● Work to complete:
Reproduce every one of the rows below word for word, omitting the pictures from your answer.

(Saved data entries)
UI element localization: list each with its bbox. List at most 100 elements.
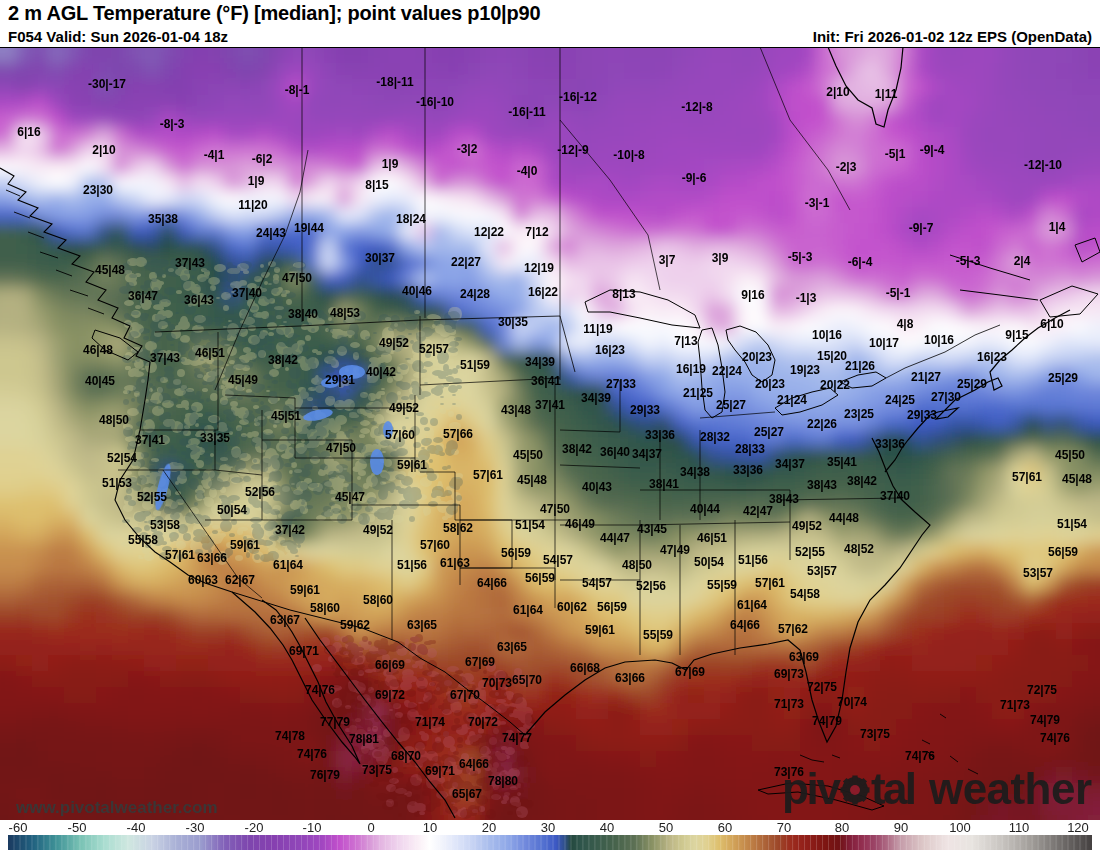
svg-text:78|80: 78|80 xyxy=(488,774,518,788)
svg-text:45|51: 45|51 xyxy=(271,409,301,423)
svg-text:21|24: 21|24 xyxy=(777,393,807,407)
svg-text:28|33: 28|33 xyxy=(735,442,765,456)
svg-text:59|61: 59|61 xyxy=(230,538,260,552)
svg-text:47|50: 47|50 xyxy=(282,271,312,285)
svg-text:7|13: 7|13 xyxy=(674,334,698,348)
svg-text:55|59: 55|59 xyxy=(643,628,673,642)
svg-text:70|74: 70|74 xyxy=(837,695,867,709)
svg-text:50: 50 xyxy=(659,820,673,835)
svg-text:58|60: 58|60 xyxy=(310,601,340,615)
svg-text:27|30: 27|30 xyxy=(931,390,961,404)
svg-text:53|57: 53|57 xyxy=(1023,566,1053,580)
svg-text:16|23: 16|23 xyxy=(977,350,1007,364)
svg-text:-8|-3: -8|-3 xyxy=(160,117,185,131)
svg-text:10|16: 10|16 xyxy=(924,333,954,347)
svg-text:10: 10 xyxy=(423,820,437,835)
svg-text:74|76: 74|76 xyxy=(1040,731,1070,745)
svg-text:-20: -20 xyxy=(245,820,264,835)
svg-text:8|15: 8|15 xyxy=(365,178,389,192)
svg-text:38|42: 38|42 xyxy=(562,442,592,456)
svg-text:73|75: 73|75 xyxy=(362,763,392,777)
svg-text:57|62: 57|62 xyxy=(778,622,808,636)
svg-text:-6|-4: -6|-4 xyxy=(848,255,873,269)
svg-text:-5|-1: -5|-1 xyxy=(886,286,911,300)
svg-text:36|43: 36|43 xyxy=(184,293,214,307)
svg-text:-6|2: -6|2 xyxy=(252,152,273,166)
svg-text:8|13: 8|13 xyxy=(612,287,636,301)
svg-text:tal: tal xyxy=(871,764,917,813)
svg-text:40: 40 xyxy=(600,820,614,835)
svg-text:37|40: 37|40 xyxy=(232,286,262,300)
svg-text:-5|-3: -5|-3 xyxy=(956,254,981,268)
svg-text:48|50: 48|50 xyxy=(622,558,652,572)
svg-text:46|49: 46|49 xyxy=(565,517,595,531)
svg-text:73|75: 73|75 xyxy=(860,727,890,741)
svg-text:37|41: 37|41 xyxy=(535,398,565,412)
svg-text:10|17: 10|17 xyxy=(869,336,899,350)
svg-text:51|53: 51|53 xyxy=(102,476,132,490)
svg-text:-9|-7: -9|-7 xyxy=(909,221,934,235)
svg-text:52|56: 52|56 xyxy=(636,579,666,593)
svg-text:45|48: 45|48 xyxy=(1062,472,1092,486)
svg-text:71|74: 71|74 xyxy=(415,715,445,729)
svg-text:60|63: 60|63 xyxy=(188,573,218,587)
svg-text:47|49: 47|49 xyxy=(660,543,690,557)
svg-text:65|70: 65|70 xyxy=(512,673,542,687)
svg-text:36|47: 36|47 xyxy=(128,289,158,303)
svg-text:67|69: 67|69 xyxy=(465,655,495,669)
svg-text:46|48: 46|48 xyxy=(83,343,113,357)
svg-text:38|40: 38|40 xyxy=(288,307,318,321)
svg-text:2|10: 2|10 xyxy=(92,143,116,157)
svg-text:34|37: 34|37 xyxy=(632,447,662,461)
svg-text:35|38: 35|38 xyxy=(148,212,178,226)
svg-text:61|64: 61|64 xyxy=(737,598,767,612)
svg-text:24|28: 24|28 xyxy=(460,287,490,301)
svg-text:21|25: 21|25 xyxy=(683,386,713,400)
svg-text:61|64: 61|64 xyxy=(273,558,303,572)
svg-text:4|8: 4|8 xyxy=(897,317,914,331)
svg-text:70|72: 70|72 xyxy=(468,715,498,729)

● Output for this exercise:
UI element localization: list each with its bbox. List at most 100 elements.
svg-text:78|80: 78|80 xyxy=(488,774,518,788)
svg-text:45|51: 45|51 xyxy=(271,409,301,423)
svg-text:21|24: 21|24 xyxy=(777,393,807,407)
svg-text:28|33: 28|33 xyxy=(735,442,765,456)
svg-text:59|61: 59|61 xyxy=(230,538,260,552)
svg-text:47|50: 47|50 xyxy=(282,271,312,285)
svg-text:7|13: 7|13 xyxy=(674,334,698,348)
svg-text:55|59: 55|59 xyxy=(643,628,673,642)
svg-text:70|74: 70|74 xyxy=(837,695,867,709)
svg-text:50: 50 xyxy=(659,820,673,835)
svg-text:58|60: 58|60 xyxy=(310,601,340,615)
svg-text:27|30: 27|30 xyxy=(931,390,961,404)
svg-text:53|57: 53|57 xyxy=(1023,566,1053,580)
svg-text:16|23: 16|23 xyxy=(977,350,1007,364)
svg-text:-8|-3: -8|-3 xyxy=(160,117,185,131)
svg-text:10|16: 10|16 xyxy=(924,333,954,347)
svg-text:10: 10 xyxy=(423,820,437,835)
svg-text:74|76: 74|76 xyxy=(1040,731,1070,745)
svg-text:-20: -20 xyxy=(245,820,264,835)
svg-text:8|15: 8|15 xyxy=(365,178,389,192)
svg-text:38|42: 38|42 xyxy=(562,442,592,456)
svg-text:73|75: 73|75 xyxy=(362,763,392,777)
svg-text:57|62: 57|62 xyxy=(778,622,808,636)
svg-text:-6|-4: -6|-4 xyxy=(848,255,873,269)
svg-text:-5|-1: -5|-1 xyxy=(886,286,911,300)
svg-text:36|43: 36|43 xyxy=(184,293,214,307)
svg-text:-6|2: -6|2 xyxy=(252,152,273,166)
svg-text:8|13: 8|13 xyxy=(612,287,636,301)
svg-text:tal: tal xyxy=(871,764,917,813)
svg-text:40: 40 xyxy=(600,820,614,835)
svg-text:37|40: 37|40 xyxy=(232,286,262,300)
svg-text:-5|-3: -5|-3 xyxy=(956,254,981,268)
svg-text:48|50: 48|50 xyxy=(622,558,652,572)
svg-text:46|49: 46|49 xyxy=(565,517,595,531)
svg-text:73|75: 73|75 xyxy=(860,727,890,741)
svg-text:37|41: 37|41 xyxy=(535,398,565,412)
svg-text:10|17: 10|17 xyxy=(869,336,899,350)
svg-text:51|53: 51|53 xyxy=(102,476,132,490)
svg-text:-9|-7: -9|-7 xyxy=(909,221,934,235)
svg-text:52|56: 52|56 xyxy=(636,579,666,593)
svg-text:45|48: 45|48 xyxy=(1062,472,1092,486)
svg-text:71|74: 71|74 xyxy=(415,715,445,729)
svg-text:60|63: 60|63 xyxy=(188,573,218,587)
svg-text:47|49: 47|49 xyxy=(660,543,690,557)
svg-text:65|70: 65|70 xyxy=(512,673,542,687)
svg-text:36|47: 36|47 xyxy=(128,289,158,303)
svg-text:67|69: 67|69 xyxy=(465,655,495,669)
svg-text:46|48: 46|48 xyxy=(83,343,113,357)
svg-text:38|40: 38|40 xyxy=(288,307,318,321)
svg-text:2|10: 2|10 xyxy=(92,143,116,157)
svg-text:34|37: 34|37 xyxy=(632,447,662,461)
svg-text:35|38: 35|38 xyxy=(148,212,178,226)
svg-text:61|64: 61|64 xyxy=(737,598,767,612)
svg-text:24|28: 24|28 xyxy=(460,287,490,301)
svg-text:21|25: 21|25 xyxy=(683,386,713,400)
svg-text:61|64: 61|64 xyxy=(273,558,303,572)
svg-text:4|8: 4|8 xyxy=(897,317,914,331)
svg-text:70|72: 70|72 xyxy=(468,715,498,729)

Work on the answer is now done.